NASA has called it a "unique opportunity to develop an empirically-based science for software dependability," and one that "could have a major impact on NASA's ability to rely on complex software for advanced mission capability." But what of projects like FlightLinux, where rocket scientist Pat Stakem is developing a special distribution of Linux just for use on spacecrafts? The FlightLinux project was originally funded through July 2002 and probably will not continue if NASA decides to focus more on closed-source models.
"The licensing questions at stake for the university are, I hope, still open," says Eben Moglen, general counsel for the Free Software Foundation, "and I look forward to CMU's reconsideration of a policy that makes no sense and will render stillborn an otherwise very important and productive venture of great importance."
Brad Kuhn, v.p. of the Free Software Foundation agrees. "It's a travesty to have proprietary development happening in an academic environment," since the whole point of a University is to make knowledge available.
Bill Guttman, the former co-CEO of PrintCafe, is the director of the SCC. PrintCafe, successful by most measures, makes software specifically for the printing industry. Guttman grew the company to 500 employees and 4000 customers. He's also the director of Carnegie's Software Center which, among other things, focuses on identifying new software development methodologies and business models. But when he took on that role, the Pittsburgh, PA Post-Gazette labeled him a "geek by accident."
Guttman has a PhD in international business, the article says, but ended up running software companies because he saw the money in it. He's typical CEO material: a visionary who is always seeking a way to do things better. And since the Software Center has been working on finding new development methodologies, it appears the Open Source/Free Software method of development didn't come in at first place in Guttman's book. If it had, he'd certainly select it as the foundation for the Sustainable Computing Consortium.
In fact, a position paper entitled "High Quality and Open Source Software Practices" and written by T.J. Halloran of CMU and Bill Scherlis, who is the co-director of the SCC, expresses reservations about the suitability of the Open Source software development model in "quality-related technology." In the conclusion of the paper, they state, "...any technique or tool is not feasibly adoptable if it requires a major (client-visible) overhaul of a project web portal, collaboration tools, development tools, or source code base."

EXERCISE INSTRUCTIONS:
1: From the excerpt on the Sustainable Computing Consortium, reproduce everything from "Guttman has a" down to "Sustainable Computing Consortium.".
2: According to the excerpt on the Sustainable Computing Consortium, through what date was the FlightLinux project originally funded?

RECORDS SHOWN:

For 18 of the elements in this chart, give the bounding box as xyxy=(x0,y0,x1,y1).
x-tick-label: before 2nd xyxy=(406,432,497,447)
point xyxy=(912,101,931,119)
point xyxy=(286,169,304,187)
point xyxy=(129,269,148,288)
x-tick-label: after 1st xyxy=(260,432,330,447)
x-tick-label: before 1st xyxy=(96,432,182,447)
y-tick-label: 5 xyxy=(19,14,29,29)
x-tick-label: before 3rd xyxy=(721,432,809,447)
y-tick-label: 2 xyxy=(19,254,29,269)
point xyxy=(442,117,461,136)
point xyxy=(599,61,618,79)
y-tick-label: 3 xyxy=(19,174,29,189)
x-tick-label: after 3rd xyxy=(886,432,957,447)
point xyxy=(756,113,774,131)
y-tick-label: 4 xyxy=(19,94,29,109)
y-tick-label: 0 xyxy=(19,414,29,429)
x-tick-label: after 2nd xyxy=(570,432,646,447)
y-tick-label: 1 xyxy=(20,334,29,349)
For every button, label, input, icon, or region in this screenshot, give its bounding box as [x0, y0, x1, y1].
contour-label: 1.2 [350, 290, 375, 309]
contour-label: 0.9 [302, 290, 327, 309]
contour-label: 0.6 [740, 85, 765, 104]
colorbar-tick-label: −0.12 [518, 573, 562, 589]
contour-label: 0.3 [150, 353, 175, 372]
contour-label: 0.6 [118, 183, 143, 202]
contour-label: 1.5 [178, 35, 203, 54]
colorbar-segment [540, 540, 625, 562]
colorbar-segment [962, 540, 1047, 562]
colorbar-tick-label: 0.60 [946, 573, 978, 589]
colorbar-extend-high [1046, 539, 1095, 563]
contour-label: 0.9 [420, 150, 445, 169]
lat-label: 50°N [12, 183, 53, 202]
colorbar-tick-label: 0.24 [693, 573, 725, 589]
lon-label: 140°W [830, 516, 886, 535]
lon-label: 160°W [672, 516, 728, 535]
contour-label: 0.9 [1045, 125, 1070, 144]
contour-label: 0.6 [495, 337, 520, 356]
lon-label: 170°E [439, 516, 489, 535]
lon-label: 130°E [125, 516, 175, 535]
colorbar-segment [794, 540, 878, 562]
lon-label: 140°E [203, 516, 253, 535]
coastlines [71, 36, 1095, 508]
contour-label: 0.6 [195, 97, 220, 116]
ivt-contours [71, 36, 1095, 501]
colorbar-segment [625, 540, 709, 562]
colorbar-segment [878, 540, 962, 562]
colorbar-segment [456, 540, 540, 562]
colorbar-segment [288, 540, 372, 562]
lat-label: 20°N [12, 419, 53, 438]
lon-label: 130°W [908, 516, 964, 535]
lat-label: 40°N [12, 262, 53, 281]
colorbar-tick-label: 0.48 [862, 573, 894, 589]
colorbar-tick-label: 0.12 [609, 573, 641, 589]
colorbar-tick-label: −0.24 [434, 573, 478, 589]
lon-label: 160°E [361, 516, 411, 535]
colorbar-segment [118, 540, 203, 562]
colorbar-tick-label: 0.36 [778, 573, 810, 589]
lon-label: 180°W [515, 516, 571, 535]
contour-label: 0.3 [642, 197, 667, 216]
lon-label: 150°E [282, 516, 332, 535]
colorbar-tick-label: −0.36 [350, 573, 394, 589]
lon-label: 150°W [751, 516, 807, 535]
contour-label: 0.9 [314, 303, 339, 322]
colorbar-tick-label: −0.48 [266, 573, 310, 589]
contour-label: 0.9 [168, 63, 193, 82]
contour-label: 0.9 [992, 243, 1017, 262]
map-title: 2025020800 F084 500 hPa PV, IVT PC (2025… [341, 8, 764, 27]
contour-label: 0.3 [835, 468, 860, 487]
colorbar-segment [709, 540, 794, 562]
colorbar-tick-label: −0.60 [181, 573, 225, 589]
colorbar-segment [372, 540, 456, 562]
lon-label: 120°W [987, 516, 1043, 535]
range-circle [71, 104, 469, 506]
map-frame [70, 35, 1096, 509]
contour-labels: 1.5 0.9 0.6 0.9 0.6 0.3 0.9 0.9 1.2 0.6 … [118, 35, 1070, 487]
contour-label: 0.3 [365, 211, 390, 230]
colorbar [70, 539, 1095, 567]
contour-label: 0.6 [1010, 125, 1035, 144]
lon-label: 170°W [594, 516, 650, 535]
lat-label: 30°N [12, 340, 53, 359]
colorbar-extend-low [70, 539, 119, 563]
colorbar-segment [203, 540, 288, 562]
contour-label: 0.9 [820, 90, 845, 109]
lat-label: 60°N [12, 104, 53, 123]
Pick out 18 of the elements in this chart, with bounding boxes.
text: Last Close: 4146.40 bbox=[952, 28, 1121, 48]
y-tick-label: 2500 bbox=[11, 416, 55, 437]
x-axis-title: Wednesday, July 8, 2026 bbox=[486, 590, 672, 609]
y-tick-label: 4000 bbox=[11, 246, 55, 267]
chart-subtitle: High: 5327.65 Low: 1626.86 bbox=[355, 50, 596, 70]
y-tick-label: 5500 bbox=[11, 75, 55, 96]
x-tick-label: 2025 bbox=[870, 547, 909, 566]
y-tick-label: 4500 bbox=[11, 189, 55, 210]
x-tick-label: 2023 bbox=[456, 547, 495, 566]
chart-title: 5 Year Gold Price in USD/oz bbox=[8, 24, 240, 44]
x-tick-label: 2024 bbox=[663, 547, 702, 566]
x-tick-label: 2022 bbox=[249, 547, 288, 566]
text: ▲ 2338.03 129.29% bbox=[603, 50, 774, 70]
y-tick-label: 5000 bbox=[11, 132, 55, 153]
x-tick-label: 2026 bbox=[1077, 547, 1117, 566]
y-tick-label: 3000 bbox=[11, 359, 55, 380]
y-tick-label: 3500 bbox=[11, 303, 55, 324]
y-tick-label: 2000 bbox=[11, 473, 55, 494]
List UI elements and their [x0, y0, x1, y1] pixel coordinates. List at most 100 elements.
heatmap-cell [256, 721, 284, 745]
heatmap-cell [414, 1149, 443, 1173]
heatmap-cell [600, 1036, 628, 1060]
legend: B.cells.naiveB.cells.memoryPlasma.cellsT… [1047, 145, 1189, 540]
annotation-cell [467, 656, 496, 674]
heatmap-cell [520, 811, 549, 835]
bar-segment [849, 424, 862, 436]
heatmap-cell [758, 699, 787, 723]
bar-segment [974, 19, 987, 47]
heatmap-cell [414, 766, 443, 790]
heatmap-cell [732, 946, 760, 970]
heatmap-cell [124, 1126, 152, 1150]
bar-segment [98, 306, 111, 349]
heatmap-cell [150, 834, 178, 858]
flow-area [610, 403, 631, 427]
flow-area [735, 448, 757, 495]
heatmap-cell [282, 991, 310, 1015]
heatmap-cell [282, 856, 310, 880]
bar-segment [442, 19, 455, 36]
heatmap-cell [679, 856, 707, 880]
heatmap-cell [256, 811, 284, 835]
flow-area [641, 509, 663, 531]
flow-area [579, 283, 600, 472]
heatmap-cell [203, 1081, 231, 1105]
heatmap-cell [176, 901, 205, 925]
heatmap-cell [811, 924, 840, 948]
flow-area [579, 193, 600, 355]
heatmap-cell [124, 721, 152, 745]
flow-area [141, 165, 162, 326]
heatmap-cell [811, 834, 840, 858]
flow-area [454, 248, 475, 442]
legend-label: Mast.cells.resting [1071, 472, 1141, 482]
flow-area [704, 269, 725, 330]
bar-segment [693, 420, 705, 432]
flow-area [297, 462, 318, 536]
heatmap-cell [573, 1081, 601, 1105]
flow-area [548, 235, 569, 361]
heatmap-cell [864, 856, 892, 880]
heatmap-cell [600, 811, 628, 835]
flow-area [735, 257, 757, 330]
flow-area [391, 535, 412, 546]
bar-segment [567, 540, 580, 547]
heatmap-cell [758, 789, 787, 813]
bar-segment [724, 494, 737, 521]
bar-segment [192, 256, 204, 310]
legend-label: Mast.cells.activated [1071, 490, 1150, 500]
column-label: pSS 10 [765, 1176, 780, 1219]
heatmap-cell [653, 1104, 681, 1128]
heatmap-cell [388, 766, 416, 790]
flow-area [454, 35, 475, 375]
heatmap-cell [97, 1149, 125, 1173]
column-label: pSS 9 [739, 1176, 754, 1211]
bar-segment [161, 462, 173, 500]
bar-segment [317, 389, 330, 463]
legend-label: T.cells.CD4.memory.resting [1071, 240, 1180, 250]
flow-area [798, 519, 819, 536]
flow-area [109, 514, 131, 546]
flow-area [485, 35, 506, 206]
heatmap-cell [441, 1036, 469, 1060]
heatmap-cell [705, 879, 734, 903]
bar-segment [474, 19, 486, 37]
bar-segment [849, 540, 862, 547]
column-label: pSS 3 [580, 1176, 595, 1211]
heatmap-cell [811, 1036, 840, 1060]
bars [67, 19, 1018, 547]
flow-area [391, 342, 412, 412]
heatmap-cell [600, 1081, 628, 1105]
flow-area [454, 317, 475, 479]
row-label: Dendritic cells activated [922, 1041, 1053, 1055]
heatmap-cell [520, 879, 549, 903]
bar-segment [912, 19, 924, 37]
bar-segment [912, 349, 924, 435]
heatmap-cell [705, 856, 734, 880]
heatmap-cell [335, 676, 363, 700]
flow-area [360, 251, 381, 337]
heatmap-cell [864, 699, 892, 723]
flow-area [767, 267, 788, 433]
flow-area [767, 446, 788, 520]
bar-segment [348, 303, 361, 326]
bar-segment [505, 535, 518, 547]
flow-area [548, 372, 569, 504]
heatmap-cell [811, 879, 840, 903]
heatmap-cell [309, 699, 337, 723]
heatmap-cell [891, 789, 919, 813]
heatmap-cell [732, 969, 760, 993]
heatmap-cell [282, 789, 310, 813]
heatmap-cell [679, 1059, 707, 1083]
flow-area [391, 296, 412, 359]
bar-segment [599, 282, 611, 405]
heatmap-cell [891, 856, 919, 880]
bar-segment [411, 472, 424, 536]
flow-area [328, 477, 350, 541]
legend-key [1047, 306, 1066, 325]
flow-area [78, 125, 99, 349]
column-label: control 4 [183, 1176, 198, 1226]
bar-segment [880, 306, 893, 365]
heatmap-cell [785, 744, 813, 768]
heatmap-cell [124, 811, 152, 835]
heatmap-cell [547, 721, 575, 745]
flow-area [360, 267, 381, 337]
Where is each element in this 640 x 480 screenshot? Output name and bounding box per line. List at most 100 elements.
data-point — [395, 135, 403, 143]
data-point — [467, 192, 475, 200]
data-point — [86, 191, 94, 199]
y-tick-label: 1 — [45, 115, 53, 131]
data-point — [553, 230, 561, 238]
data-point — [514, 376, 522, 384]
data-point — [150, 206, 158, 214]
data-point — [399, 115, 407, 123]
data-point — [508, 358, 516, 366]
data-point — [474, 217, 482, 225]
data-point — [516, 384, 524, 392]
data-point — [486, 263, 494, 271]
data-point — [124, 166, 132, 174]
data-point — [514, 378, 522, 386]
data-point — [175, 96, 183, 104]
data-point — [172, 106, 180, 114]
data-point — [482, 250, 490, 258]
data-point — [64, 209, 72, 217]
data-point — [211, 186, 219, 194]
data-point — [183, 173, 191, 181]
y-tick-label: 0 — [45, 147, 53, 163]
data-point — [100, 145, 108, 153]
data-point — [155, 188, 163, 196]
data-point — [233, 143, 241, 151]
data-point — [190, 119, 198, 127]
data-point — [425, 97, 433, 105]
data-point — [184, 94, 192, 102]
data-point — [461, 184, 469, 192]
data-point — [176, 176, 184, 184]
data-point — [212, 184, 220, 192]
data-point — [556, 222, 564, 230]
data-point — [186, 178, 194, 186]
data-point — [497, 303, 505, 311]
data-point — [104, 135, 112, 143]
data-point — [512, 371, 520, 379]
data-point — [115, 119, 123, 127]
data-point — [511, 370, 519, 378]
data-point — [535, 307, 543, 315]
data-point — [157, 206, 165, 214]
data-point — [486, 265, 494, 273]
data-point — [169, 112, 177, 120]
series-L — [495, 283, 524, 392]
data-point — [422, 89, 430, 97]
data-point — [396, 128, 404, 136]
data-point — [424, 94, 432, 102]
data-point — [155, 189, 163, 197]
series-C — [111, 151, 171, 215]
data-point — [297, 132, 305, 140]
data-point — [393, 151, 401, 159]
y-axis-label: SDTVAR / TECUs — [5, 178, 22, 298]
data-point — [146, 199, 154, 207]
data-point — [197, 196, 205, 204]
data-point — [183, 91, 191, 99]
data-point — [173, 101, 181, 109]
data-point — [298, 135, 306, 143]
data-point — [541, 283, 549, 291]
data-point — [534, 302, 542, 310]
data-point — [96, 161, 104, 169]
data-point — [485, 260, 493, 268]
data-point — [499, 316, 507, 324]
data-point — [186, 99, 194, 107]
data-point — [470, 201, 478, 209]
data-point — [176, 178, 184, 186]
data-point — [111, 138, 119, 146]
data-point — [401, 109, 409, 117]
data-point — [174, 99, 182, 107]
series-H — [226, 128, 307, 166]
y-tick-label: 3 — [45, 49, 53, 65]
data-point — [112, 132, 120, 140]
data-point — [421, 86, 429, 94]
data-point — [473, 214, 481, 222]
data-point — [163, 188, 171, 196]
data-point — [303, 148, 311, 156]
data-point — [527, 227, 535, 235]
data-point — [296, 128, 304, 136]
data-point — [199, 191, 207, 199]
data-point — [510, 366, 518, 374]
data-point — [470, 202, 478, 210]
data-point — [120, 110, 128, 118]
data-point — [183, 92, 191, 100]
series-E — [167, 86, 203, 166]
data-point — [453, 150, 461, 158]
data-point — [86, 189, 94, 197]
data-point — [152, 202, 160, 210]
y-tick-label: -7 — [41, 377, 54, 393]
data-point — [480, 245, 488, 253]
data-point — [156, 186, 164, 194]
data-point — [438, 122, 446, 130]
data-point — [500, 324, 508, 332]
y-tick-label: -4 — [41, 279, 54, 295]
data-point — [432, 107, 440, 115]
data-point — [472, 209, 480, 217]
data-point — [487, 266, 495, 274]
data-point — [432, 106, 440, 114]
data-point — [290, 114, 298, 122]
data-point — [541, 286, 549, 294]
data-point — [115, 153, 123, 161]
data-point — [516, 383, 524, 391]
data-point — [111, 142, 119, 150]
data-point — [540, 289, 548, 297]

RESPONSES:
1:
Guttman has a PhD in international business, the article says, but ended up running software companies because he saw the money in it. He's typical CEO material: a visionary who is always seeking a way to do things better. And since the Software Center has been working on finding new development methodologies, it appears the Open Source/Free Software method of development didn't come in at first place in Guttman's book. If it had, he'd certainly select it as the foundation for the Sustainable Computing Consortium.

2: July 2002